Required work => Below are the records; locate each line with the word "Code" and copy it.

(Stored entries)
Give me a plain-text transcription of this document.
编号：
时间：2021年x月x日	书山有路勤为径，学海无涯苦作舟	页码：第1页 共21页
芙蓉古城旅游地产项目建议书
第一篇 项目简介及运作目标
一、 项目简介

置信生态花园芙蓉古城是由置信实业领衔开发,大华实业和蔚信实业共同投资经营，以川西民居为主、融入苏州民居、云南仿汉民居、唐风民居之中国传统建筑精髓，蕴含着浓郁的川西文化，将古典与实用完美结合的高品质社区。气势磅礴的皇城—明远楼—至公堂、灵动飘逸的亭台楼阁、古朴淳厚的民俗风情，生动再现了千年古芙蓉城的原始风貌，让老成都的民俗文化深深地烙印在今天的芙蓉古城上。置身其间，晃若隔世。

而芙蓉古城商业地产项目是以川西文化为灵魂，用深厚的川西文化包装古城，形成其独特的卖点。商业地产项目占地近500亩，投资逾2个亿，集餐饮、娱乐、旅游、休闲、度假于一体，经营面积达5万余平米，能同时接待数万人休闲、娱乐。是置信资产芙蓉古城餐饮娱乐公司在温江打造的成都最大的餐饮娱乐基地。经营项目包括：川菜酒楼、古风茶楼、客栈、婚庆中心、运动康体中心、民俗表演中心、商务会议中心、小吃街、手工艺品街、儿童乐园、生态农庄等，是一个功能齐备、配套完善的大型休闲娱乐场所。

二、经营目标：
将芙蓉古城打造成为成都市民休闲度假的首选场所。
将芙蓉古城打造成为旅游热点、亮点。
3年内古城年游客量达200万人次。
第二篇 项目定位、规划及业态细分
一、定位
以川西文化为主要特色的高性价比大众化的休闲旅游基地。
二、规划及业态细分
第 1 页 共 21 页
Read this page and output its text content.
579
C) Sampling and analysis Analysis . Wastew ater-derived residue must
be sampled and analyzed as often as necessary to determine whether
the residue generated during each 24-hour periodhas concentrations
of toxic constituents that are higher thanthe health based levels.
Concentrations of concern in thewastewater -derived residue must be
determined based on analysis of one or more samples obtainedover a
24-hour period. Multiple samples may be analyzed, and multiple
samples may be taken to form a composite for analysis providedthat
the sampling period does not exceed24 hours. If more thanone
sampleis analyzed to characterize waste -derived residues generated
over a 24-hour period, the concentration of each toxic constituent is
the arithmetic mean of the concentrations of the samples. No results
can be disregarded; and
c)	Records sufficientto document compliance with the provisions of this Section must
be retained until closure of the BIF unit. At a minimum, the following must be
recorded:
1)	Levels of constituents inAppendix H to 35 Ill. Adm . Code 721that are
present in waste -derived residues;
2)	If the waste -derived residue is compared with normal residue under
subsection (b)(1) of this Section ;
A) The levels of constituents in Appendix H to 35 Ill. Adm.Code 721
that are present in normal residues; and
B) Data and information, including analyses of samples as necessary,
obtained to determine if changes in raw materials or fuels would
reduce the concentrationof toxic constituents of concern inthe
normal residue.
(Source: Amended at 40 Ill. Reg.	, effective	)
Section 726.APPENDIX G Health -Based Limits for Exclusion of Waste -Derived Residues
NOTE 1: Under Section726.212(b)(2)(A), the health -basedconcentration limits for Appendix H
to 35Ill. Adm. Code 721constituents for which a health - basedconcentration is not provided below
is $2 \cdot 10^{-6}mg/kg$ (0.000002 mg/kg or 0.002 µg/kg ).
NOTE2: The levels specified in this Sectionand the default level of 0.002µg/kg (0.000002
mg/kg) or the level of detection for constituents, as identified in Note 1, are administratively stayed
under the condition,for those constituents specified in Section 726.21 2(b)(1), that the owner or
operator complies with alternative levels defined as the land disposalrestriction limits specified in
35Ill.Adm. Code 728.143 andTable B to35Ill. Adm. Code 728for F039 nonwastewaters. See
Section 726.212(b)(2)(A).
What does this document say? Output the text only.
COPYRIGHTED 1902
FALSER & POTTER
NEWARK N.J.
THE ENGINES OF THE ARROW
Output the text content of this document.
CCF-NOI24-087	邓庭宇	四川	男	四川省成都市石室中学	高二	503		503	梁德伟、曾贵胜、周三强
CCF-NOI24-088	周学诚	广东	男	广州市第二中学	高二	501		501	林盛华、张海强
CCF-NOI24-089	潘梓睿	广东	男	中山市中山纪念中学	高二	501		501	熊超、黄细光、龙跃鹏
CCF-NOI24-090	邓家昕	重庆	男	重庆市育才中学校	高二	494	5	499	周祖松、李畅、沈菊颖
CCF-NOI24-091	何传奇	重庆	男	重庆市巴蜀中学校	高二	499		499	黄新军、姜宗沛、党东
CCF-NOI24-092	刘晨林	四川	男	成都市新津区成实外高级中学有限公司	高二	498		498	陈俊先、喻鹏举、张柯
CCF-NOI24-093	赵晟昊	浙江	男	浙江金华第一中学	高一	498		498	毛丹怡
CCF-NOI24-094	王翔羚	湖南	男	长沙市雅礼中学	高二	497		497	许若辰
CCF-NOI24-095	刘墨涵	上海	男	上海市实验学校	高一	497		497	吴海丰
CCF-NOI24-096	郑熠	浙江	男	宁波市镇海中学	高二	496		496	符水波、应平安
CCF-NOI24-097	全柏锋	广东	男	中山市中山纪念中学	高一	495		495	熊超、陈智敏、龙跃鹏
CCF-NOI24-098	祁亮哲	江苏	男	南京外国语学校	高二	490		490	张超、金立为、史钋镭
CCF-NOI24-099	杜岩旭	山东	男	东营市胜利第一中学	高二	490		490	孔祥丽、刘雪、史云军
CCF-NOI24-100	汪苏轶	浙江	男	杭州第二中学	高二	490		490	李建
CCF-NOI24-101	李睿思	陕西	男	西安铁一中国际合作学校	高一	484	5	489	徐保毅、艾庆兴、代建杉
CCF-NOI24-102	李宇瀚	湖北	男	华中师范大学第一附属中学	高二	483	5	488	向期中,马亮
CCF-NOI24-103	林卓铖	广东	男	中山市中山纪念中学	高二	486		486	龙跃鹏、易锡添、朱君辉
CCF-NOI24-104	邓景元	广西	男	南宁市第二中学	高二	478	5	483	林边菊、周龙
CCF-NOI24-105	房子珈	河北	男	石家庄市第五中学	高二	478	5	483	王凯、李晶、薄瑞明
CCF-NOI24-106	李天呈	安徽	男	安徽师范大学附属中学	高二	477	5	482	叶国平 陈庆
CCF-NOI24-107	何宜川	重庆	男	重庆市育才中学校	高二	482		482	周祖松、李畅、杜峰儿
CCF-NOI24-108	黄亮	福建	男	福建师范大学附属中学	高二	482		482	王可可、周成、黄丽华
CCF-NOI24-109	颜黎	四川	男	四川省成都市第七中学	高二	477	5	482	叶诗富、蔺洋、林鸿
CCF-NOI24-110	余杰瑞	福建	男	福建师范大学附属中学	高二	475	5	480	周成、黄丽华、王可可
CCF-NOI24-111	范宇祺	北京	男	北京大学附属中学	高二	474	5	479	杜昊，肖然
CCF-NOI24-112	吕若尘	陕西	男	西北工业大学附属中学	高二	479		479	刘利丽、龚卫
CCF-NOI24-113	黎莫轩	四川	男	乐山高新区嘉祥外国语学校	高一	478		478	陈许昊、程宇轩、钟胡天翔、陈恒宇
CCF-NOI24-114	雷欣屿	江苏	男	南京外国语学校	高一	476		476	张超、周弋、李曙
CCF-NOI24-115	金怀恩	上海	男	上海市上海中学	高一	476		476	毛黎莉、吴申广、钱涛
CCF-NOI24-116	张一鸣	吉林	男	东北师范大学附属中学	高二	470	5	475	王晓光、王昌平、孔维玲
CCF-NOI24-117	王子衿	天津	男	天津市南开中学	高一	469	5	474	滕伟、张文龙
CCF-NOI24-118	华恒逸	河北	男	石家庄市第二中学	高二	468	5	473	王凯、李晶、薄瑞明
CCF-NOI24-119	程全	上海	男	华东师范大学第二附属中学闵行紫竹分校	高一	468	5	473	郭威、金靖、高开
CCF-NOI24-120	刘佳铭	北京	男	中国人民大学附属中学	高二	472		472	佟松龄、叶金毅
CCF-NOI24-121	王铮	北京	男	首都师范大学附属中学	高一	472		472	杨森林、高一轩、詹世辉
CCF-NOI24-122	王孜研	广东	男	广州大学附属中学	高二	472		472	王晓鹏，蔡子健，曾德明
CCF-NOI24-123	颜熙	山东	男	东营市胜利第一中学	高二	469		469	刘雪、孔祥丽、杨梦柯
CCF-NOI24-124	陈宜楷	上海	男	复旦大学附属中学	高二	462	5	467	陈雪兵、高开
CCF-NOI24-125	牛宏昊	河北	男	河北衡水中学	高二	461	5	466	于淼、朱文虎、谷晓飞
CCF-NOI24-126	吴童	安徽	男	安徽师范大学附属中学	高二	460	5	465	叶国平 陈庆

Reply =>
1)	Levels of constituents inAppendix H to 35 Ill. Adm . Code 721that are
A) The levels of constituents in Appendix H to 35 Ill. Adm.Code 721
to 35Ill. Adm. Code 721constituents for which a health - basedconcentration is not provided below
35Ill.Adm. Code 728.143 andTable B to35Ill. Adm. Code 728for F039 nonwastewaters. See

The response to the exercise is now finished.